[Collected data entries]
========

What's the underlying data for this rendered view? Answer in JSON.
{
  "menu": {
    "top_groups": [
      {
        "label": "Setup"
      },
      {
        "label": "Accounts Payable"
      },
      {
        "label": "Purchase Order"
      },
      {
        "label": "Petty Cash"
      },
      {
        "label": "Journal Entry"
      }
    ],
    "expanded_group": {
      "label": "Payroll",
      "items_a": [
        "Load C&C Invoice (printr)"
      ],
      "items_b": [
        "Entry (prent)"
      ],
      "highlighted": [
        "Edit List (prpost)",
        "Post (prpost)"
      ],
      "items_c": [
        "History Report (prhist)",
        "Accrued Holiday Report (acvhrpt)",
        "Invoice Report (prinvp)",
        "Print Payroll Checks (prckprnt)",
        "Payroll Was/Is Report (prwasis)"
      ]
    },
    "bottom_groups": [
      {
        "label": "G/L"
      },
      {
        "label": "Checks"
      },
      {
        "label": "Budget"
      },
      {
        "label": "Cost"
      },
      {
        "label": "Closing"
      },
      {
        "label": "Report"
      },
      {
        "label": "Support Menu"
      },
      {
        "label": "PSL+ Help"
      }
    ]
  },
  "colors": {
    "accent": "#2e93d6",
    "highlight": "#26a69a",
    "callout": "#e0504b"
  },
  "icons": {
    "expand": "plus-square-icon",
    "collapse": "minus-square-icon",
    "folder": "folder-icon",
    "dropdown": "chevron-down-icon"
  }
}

========

— WHAT YOU WILL DO —
Write out every entry word for word.

— COMPLETED TASK —
What's the underlying data for this rendered view? Answer in JSON.
{
  "menu": {
    "top_groups": [
      {
        "label": "Setup"
      },
      {
        "label": "Accounts Payable"
      },
      {
        "label": "Purchase Order"
      },
      {
        "label": "Petty Cash"
      },
      {
        "label": "Journal Entry"
      }
    ],
    "expanded_group": {
      "label": "Payroll",
      "items_a": [
        "Load C&C Invoice (printr)"
      ],
      "items_b": [
        "Entry (prent)"
      ],
      "highlighted": [
        "Edit List (prpost)",
        "Post (prpost)"
      ],
      "items_c": [
        "History Report (prhist)",
        "Accrued Holiday Report (acvhrpt)",
        "Invoice Report (prinvp)",
        "Print Payroll Checks (prckprnt)",
        "Payroll Was/Is Report (prwasis)"
      ]
    },
    "bottom_groups": [
      {
        "label": "G/L"
      },
      {
        "label": "Checks"
      },
      {
        "label": "Budget"
      },
      {
        "label": "Cost"
      },
      {
        "label": "Closing"
      },
      {
        "label": "Report"
      },
      {
        "label": "Support Menu"
      },
      {
        "label": "PSL+ Help"
      }
    ]
  },
  "colors": {
    "accent": "#2e93d6",
    "highlight": "#26a69a",
    "callout": "#e0504b"
  },
  "icons": {
    "expand": "plus-square-icon",
    "collapse": "minus-square-icon",
    "folder": "folder-icon",
    "dropdown": "chevron-down-icon"
  }
}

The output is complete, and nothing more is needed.